EXERCISE TASK
In the entries that follow, how many lines contain "color"? Answer with the number only.

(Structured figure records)
##############################

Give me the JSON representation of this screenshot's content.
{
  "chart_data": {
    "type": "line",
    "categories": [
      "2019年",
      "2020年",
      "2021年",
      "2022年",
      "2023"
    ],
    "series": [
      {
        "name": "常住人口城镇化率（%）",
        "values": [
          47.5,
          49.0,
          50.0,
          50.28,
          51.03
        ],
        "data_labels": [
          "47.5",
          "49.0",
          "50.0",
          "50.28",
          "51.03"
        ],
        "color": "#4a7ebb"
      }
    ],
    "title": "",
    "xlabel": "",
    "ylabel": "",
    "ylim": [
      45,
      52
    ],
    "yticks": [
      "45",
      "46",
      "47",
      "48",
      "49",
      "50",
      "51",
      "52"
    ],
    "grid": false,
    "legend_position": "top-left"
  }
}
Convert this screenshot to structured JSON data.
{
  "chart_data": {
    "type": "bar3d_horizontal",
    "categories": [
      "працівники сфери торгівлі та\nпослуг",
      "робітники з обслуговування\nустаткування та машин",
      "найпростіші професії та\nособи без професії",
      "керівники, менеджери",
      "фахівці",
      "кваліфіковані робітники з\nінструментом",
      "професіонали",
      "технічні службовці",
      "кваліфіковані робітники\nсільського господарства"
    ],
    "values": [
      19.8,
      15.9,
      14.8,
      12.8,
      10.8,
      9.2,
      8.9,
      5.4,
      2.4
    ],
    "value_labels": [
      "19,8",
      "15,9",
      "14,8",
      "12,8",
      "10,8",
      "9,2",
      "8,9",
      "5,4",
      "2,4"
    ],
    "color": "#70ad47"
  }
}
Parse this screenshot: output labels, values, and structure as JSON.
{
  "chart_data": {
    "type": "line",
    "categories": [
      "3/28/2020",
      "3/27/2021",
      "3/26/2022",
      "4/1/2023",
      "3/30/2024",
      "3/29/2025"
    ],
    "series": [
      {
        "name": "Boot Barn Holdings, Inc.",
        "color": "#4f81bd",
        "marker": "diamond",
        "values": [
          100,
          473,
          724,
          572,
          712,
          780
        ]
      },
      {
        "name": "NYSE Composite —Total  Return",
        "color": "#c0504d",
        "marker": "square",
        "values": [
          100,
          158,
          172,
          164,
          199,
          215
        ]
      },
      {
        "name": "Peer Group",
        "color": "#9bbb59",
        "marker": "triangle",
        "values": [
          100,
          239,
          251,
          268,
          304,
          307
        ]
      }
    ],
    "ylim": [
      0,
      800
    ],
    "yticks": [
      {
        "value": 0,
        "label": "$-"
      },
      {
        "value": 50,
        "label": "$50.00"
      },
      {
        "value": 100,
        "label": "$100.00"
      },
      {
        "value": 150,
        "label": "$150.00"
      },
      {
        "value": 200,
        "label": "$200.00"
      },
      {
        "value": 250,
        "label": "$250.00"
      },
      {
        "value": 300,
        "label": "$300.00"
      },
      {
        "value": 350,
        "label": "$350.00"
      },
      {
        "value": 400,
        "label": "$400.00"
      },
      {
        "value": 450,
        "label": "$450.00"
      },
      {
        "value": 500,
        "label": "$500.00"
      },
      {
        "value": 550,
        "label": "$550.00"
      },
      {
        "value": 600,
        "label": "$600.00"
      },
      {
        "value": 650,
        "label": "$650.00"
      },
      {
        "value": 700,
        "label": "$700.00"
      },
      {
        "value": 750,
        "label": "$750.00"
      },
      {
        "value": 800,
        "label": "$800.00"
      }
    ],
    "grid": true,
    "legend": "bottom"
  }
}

##############################

EXERCISE RESULT
5